● Work to complete: Your task is to reproduce the material exactly.

[Data items]
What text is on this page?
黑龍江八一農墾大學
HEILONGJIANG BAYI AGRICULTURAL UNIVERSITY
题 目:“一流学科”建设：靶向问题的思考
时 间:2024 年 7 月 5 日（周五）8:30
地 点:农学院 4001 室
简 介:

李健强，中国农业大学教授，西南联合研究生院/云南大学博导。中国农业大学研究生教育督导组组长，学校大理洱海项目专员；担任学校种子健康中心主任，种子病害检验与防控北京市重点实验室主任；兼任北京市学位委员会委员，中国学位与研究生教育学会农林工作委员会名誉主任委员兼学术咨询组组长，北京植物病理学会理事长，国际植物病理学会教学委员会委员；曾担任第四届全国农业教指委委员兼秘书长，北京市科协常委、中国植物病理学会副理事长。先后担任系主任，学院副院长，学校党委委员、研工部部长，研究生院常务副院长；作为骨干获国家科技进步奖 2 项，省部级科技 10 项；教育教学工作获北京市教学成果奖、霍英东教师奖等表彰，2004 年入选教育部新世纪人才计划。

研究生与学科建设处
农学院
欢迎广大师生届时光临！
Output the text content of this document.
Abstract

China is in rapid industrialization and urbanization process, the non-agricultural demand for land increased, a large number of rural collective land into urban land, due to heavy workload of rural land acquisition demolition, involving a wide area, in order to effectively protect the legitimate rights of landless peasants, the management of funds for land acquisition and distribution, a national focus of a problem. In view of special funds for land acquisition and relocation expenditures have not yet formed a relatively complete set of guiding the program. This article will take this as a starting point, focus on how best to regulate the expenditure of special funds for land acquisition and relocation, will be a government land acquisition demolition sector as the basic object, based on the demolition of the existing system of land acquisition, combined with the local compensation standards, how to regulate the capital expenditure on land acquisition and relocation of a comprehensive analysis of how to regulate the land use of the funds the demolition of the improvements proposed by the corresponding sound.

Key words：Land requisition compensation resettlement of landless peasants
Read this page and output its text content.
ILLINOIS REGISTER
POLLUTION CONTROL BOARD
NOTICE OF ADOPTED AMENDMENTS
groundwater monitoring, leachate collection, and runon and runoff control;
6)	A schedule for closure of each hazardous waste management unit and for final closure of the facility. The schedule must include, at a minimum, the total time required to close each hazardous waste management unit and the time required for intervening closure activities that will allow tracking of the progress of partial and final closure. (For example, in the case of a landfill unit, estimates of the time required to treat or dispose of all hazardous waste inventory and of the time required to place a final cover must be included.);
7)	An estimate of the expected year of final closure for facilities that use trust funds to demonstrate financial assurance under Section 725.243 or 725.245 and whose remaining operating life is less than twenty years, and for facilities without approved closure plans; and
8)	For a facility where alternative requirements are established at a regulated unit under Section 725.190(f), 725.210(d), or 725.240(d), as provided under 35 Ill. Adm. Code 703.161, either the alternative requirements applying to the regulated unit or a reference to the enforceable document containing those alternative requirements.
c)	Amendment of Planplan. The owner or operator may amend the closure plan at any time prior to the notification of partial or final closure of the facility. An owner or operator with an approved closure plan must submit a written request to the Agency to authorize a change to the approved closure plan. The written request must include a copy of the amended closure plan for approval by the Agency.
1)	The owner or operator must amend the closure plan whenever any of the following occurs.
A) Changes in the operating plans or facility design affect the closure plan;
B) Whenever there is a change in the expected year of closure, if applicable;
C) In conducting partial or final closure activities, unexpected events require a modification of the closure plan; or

● Result for this exercise:
What text is on this page?
黑龍江八一農墾大學
HEILONGJIANG BAYI AGRICULTURAL UNIVERSITY
题 目:“一流学科”建设：靶向问题的思考
时 间:2024 年 7 月 5 日（周五）8:30
地 点:农学院 4001 室
简 介:

李健强，中国农业大学教授，西南联合研究生院/云南大学博导。中国农业大学研究生教育督导组组长，学校大理洱海项目专员；担任学校种子健康中心主任，种子病害检验与防控北京市重点实验室主任；兼任北京市学位委员会委员，中国学位与研究生教育学会农林工作委员会名誉主任委员兼学术咨询组组长，北京植物病理学会理事长，国际植物病理学会教学委员会委员；曾担任第四届全国农业教指委委员兼秘书长，北京市科协常委、中国植物病理学会副理事长。先后担任系主任，学院副院长，学校党委委员、研工部部长，研究生院常务副院长；作为骨干获国家科技进步奖 2 项，省部级科技 10 项；教育教学工作获北京市教学成果奖、霍英东教师奖等表彰，2004 年入选教育部新世纪人才计划。

研究生与学科建设处
农学院
欢迎广大师生届时光临！
Output the text content of this document.
Abstract

China is in rapid industrialization and urbanization process, the non-agricultural demand for land increased, a large number of rural collective land into urban land, due to heavy workload of rural land acquisition demolition, involving a wide area, in order to effectively protect the legitimate rights of landless peasants, the management of funds for land acquisition and distribution, a national focus of a problem. In view of special funds for land acquisition and relocation expenditures have not yet formed a relatively complete set of guiding the program. This article will take this as a starting point, focus on how best to regulate the expenditure of special funds for land acquisition and relocation, will be a government land acquisition demolition sector as the basic object, based on the demolition of the existing system of land acquisition, combined with the local compensation standards, how to regulate the capital expenditure on land acquisition and relocation of a comprehensive analysis of how to regulate the land use of the funds the demolition of the improvements proposed by the corresponding sound.

Key words：Land requisition compensation resettlement of landless peasants
Read this page and output its text content.
ILLINOIS REGISTER
POLLUTION CONTROL BOARD
NOTICE OF ADOPTED AMENDMENTS
groundwater monitoring, leachate collection, and runon and runoff control;
6)	A schedule for closure of each hazardous waste management unit and for final closure of the facility. The schedule must include, at a minimum, the total time required to close each hazardous waste management unit and the time required for intervening closure activities that will allow tracking of the progress of partial and final closure. (For example, in the case of a landfill unit, estimates of the time required to treat or dispose of all hazardous waste inventory and of the time required to place a final cover must be included.);
7)	An estimate of the expected year of final closure for facilities that use trust funds to demonstrate financial assurance under Section 725.243 or 725.245 and whose remaining operating life is less than twenty years, and for facilities without approved closure plans; and
8)	For a facility where alternative requirements are established at a regulated unit under Section 725.190(f), 725.210(d), or 725.240(d), as provided under 35 Ill. Adm. Code 703.161, either the alternative requirements applying to the regulated unit or a reference to the enforceable document containing those alternative requirements.
c)	Amendment of Planplan. The owner or operator may amend the closure plan at any time prior to the notification of partial or final closure of the facility. An owner or operator with an approved closure plan must submit a written request to the Agency to authorize a change to the approved closure plan. The written request must include a copy of the amended closure plan for approval by the Agency.
1)	The owner or operator must amend the closure plan whenever any of the following occurs.
A) Changes in the operating plans or facility design affect the closure plan;
B) Whenever there is a change in the expected year of closure, if applicable;
C) In conducting partial or final closure activities, unexpected events require a modification of the closure plan; or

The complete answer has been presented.